TASK INSTRUCTIONS => Report each line of the records below that holds the word "name".

RECORDS PROVIDED =>
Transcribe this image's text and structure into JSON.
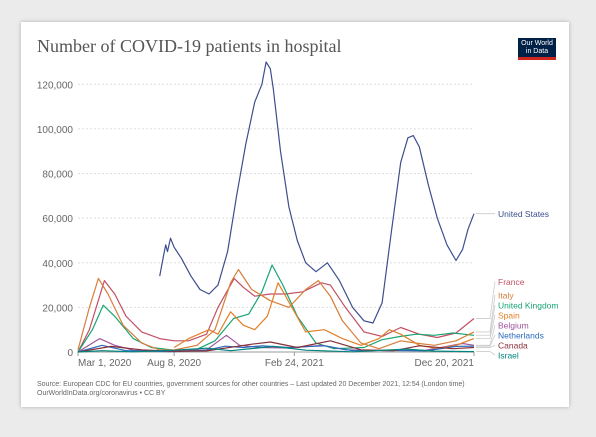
{
  "header": {
    "title": "Number of COVID-19 patients in hospital",
    "logo_line1": "Our World",
    "logo_line2": "in Data"
  },
  "footer": {
    "source": "Source: European CDC for EU countries, government sources for other countries – Last updated 20 December 2021, 12:54 (London time)",
    "credit": "OurWorldInData.org/coronavirus • CC BY"
  },
  "colors": {
    "logo_bg": "#002147",
    "logo_accent": "#ce261e"
  },
  "chart_data": {
    "type": "line",
    "title": "Number of COVID-19 patients in hospital",
    "xlabel": "",
    "ylabel": "",
    "x_axis_type": "date",
    "xlim": [
      "2020-03-01",
      "2021-12-20"
    ],
    "x_ticks": [
      "2020-03-01",
      "2020-08-08",
      "2021-02-24",
      "2021-12-20"
    ],
    "x_tick_labels": [
      "Mar 1, 2020",
      "Aug 8, 2020",
      "Feb 24, 2021",
      "Dec 20, 2021"
    ],
    "ylim": [
      0,
      130000
    ],
    "y_ticks": [
      0,
      20000,
      40000,
      60000,
      80000,
      100000,
      120000
    ],
    "y_tick_labels": [
      "0",
      "20,000",
      "40,000",
      "60,000",
      "80,000",
      "100,000",
      "120,000"
    ],
    "grid": "horizontal dotted",
    "legend": "right, labels at line ends",
    "series": [
      {
        "name": "United States",
        "color": "#3c4e8e",
        "points": [
          [
            "2020-07-15",
            34000
          ],
          [
            "2020-07-22",
            44000
          ],
          [
            "2020-07-25",
            48000
          ],
          [
            "2020-07-28",
            45000
          ],
          [
            "2020-08-02",
            51000
          ],
          [
            "2020-08-08",
            47000
          ],
          [
            "2020-08-20",
            42000
          ],
          [
            "2020-09-05",
            34000
          ],
          [
            "2020-09-20",
            28000
          ],
          [
            "2020-10-05",
            26000
          ],
          [
            "2020-10-20",
            30000
          ],
          [
            "2020-11-05",
            45000
          ],
          [
            "2020-11-20",
            70000
          ],
          [
            "2020-12-05",
            93000
          ],
          [
            "2020-12-20",
            112000
          ],
          [
            "2021-01-01",
            120000
          ],
          [
            "2021-01-08",
            130000
          ],
          [
            "2021-01-15",
            127000
          ],
          [
            "2021-01-20",
            118000
          ],
          [
            "2021-02-01",
            90000
          ],
          [
            "2021-02-15",
            65000
          ],
          [
            "2021-03-01",
            50000
          ],
          [
            "2021-03-15",
            40000
          ],
          [
            "2021-04-01",
            36000
          ],
          [
            "2021-04-20",
            40000
          ],
          [
            "2021-05-10",
            32000
          ],
          [
            "2021-06-01",
            20000
          ],
          [
            "2021-06-20",
            14000
          ],
          [
            "2021-07-05",
            13000
          ],
          [
            "2021-07-20",
            22000
          ],
          [
            "2021-08-05",
            55000
          ],
          [
            "2021-08-20",
            85000
          ],
          [
            "2021-09-01",
            96000
          ],
          [
            "2021-09-10",
            97000
          ],
          [
            "2021-09-20",
            92000
          ],
          [
            "2021-10-05",
            75000
          ],
          [
            "2021-10-20",
            60000
          ],
          [
            "2021-11-05",
            48000
          ],
          [
            "2021-11-20",
            41000
          ],
          [
            "2021-12-01",
            46000
          ],
          [
            "2021-12-10",
            55000
          ],
          [
            "2021-12-20",
            62000
          ]
        ]
      },
      {
        "name": "France",
        "color": "#c15065",
        "points": [
          [
            "2020-03-01",
            0
          ],
          [
            "2020-03-20",
            10000
          ],
          [
            "2020-04-14",
            32000
          ],
          [
            "2020-05-01",
            26000
          ],
          [
            "2020-05-20",
            16000
          ],
          [
            "2020-06-15",
            9000
          ],
          [
            "2020-07-15",
            6000
          ],
          [
            "2020-08-08",
            5000
          ],
          [
            "2020-09-01",
            5000
          ],
          [
            "2020-10-01",
            8000
          ],
          [
            "2020-10-20",
            20000
          ],
          [
            "2020-11-16",
            33000
          ],
          [
            "2020-12-01",
            29000
          ],
          [
            "2020-12-20",
            25000
          ],
          [
            "2021-01-15",
            26000
          ],
          [
            "2021-02-10",
            26000
          ],
          [
            "2021-03-10",
            27000
          ],
          [
            "2021-04-10",
            31000
          ],
          [
            "2021-04-25",
            30000
          ],
          [
            "2021-05-20",
            20000
          ],
          [
            "2021-06-20",
            9000
          ],
          [
            "2021-07-20",
            7000
          ],
          [
            "2021-08-20",
            11000
          ],
          [
            "2021-09-20",
            8000
          ],
          [
            "2021-10-20",
            6500
          ],
          [
            "2021-11-20",
            8500
          ],
          [
            "2021-12-20",
            15000
          ]
        ]
      },
      {
        "name": "United Kingdom",
        "color": "#18a473",
        "points": [
          [
            "2020-03-01",
            0
          ],
          [
            "2020-03-25",
            10000
          ],
          [
            "2020-04-12",
            21000
          ],
          [
            "2020-05-01",
            16000
          ],
          [
            "2020-06-01",
            6000
          ],
          [
            "2020-07-01",
            2000
          ],
          [
            "2020-08-08",
            800
          ],
          [
            "2020-09-15",
            1200
          ],
          [
            "2020-10-15",
            5000
          ],
          [
            "2020-11-15",
            15000
          ],
          [
            "2020-12-10",
            17000
          ],
          [
            "2021-01-01",
            27000
          ],
          [
            "2021-01-18",
            39000
          ],
          [
            "2021-02-05",
            30000
          ],
          [
            "2021-03-01",
            16000
          ],
          [
            "2021-04-01",
            4000
          ],
          [
            "2021-05-01",
            1500
          ],
          [
            "2021-06-20",
            2000
          ],
          [
            "2021-07-20",
            5500
          ],
          [
            "2021-08-20",
            7000
          ],
          [
            "2021-09-15",
            8000
          ],
          [
            "2021-10-15",
            7500
          ],
          [
            "2021-11-15",
            8500
          ],
          [
            "2021-12-20",
            7500
          ]
        ]
      },
      {
        "name": "Italy",
        "color": "#d97d3a",
        "points": [
          [
            "2020-03-01",
            1000
          ],
          [
            "2020-03-20",
            20000
          ],
          [
            "2020-04-04",
            33000
          ],
          [
            "2020-04-20",
            26000
          ],
          [
            "2020-05-15",
            12000
          ],
          [
            "2020-06-15",
            4000
          ],
          [
            "2020-07-15",
            900
          ],
          [
            "2020-08-08",
            900
          ],
          [
            "2020-09-15",
            3000
          ],
          [
            "2020-10-15",
            10000
          ],
          [
            "2020-11-10",
            31000
          ],
          [
            "2020-11-23",
            37000
          ],
          [
            "2020-12-15",
            28000
          ],
          [
            "2021-01-15",
            23000
          ],
          [
            "2021-02-15",
            20000
          ],
          [
            "2021-03-15",
            28000
          ],
          [
            "2021-04-05",
            32000
          ],
          [
            "2021-04-25",
            25000
          ],
          [
            "2021-05-15",
            14000
          ],
          [
            "2021-06-15",
            4000
          ],
          [
            "2021-07-15",
            1500
          ],
          [
            "2021-08-20",
            5000
          ],
          [
            "2021-09-15",
            4000
          ],
          [
            "2021-10-15",
            3000
          ],
          [
            "2021-11-20",
            5000
          ],
          [
            "2021-12-20",
            9000
          ]
        ]
      },
      {
        "name": "Belgium",
        "color": "#a2559c",
        "points": [
          [
            "2020-03-01",
            0
          ],
          [
            "2020-04-06",
            6000
          ],
          [
            "2020-05-01",
            3000
          ],
          [
            "2020-06-01",
            800
          ],
          [
            "2020-08-08",
            400
          ],
          [
            "2020-10-01",
            1000
          ],
          [
            "2020-11-03",
            7500
          ],
          [
            "2020-11-25",
            3000
          ],
          [
            "2021-01-01",
            2000
          ],
          [
            "2021-02-15",
            1800
          ],
          [
            "2021-04-12",
            3000
          ],
          [
            "2021-05-20",
            1000
          ],
          [
            "2021-08-01",
            600
          ],
          [
            "2021-10-01",
            800
          ],
          [
            "2021-12-01",
            3800
          ],
          [
            "2021-12-20",
            3000
          ]
        ]
      },
      {
        "name": "Spain",
        "color": "#e18029",
        "points": [
          [
            "2020-08-08",
            2000
          ],
          [
            "2020-09-01",
            6000
          ],
          [
            "2020-10-05",
            10000
          ],
          [
            "2020-10-20",
            8000
          ],
          [
            "2020-11-10",
            18000
          ],
          [
            "2020-12-01",
            12000
          ],
          [
            "2020-12-20",
            10000
          ],
          [
            "2021-01-10",
            16000
          ],
          [
            "2021-01-28",
            31000
          ],
          [
            "2021-02-20",
            20000
          ],
          [
            "2021-03-15",
            9000
          ],
          [
            "2021-04-15",
            10000
          ],
          [
            "2021-05-15",
            6000
          ],
          [
            "2021-06-15",
            3000
          ],
          [
            "2021-07-15",
            6000
          ],
          [
            "2021-08-01",
            10000
          ],
          [
            "2021-08-20",
            8000
          ],
          [
            "2021-09-20",
            3000
          ],
          [
            "2021-10-20",
            1500
          ],
          [
            "2021-11-20",
            3000
          ],
          [
            "2021-12-20",
            6000
          ]
        ]
      },
      {
        "name": "Netherlands",
        "color": "#286bbb",
        "points": [
          [
            "2020-03-01",
            0
          ],
          [
            "2020-04-10",
            3000
          ],
          [
            "2020-05-20",
            600
          ],
          [
            "2020-08-08",
            200
          ],
          [
            "2020-10-01",
            800
          ],
          [
            "2020-11-01",
            2600
          ],
          [
            "2020-12-01",
            2000
          ],
          [
            "2021-01-01",
            2800
          ],
          [
            "2021-02-15",
            2000
          ],
          [
            "2021-04-15",
            2800
          ],
          [
            "2021-06-01",
            600
          ],
          [
            "2021-08-01",
            700
          ],
          [
            "2021-10-01",
            500
          ],
          [
            "2021-11-20",
            2500
          ],
          [
            "2021-12-20",
            2600
          ]
        ]
      },
      {
        "name": "Canada",
        "color": "#883039",
        "points": [
          [
            "2020-03-01",
            0
          ],
          [
            "2020-04-25",
            2500
          ],
          [
            "2020-06-15",
            1000
          ],
          [
            "2020-08-08",
            300
          ],
          [
            "2020-10-01",
            500
          ],
          [
            "2020-12-15",
            3500
          ],
          [
            "2021-01-15",
            4500
          ],
          [
            "2021-03-01",
            2000
          ],
          [
            "2021-04-25",
            5000
          ],
          [
            "2021-06-15",
            1000
          ],
          [
            "2021-08-08",
            600
          ],
          [
            "2021-09-20",
            2800
          ],
          [
            "2021-11-15",
            1500
          ],
          [
            "2021-12-20",
            2000
          ]
        ]
      },
      {
        "name": "Israel",
        "color": "#00847e",
        "points": [
          [
            "2020-03-01",
            0
          ],
          [
            "2020-04-10",
            600
          ],
          [
            "2020-06-01",
            100
          ],
          [
            "2020-08-08",
            800
          ],
          [
            "2020-10-01",
            1700
          ],
          [
            "2020-11-10",
            600
          ],
          [
            "2021-01-20",
            2500
          ],
          [
            "2021-03-15",
            800
          ],
          [
            "2021-06-01",
            100
          ],
          [
            "2021-08-30",
            1300
          ],
          [
            "2021-10-15",
            400
          ],
          [
            "2021-12-20",
            200
          ]
        ]
      }
    ]
  }
}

SOLUTION FOR THIS EXERCISE =>
        "name": "United States",
        "name": "France",
        "name": "United Kingdom",
        "name": "Italy",
        "name": "Belgium",
        "name": "Spain",
        "name": "Netherlands",
        "name": "Canada",
        "name": "Israel",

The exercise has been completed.